Exercise description: Quote the entries that follow exactly, leaving none out.
** Begin **
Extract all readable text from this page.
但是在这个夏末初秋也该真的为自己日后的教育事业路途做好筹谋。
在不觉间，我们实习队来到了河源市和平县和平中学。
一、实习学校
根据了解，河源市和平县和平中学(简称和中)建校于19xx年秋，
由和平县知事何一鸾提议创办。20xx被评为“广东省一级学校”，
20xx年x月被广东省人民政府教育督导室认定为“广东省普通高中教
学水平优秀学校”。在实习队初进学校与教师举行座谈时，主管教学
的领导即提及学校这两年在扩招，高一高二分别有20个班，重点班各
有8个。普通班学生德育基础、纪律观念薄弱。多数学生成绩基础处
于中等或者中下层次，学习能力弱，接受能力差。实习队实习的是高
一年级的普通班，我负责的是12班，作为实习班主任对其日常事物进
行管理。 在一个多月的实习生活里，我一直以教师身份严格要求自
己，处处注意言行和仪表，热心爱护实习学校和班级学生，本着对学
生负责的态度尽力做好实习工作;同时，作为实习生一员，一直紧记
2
** End **
Output of the task:
Extract all readable text from this page.
但是在这个夏末初秋也该真的为自己日后的教育事业路途做好筹谋。
在不觉间，我们实习队来到了河源市和平县和平中学。
一、实习学校
根据了解，河源市和平县和平中学(简称和中)建校于19xx年秋，
由和平县知事何一鸾提议创办。20xx被评为“广东省一级学校”，
20xx年x月被广东省人民政府教育督导室认定为“广东省普通高中教
学水平优秀学校”。在实习队初进学校与教师举行座谈时，主管教学
的领导即提及学校这两年在扩招，高一高二分别有20个班，重点班各
有8个。普通班学生德育基础、纪律观念薄弱。多数学生成绩基础处
于中等或者中下层次，学习能力弱，接受能力差。实习队实习的是高
一年级的普通班，我负责的是12班，作为实习班主任对其日常事物进
行管理。 在一个多月的实习生活里，我一直以教师身份严格要求自
己，处处注意言行和仪表，热心爱护实习学校和班级学生，本着对学
生负责的态度尽力做好实习工作;同时，作为实习生一员，一直紧记
2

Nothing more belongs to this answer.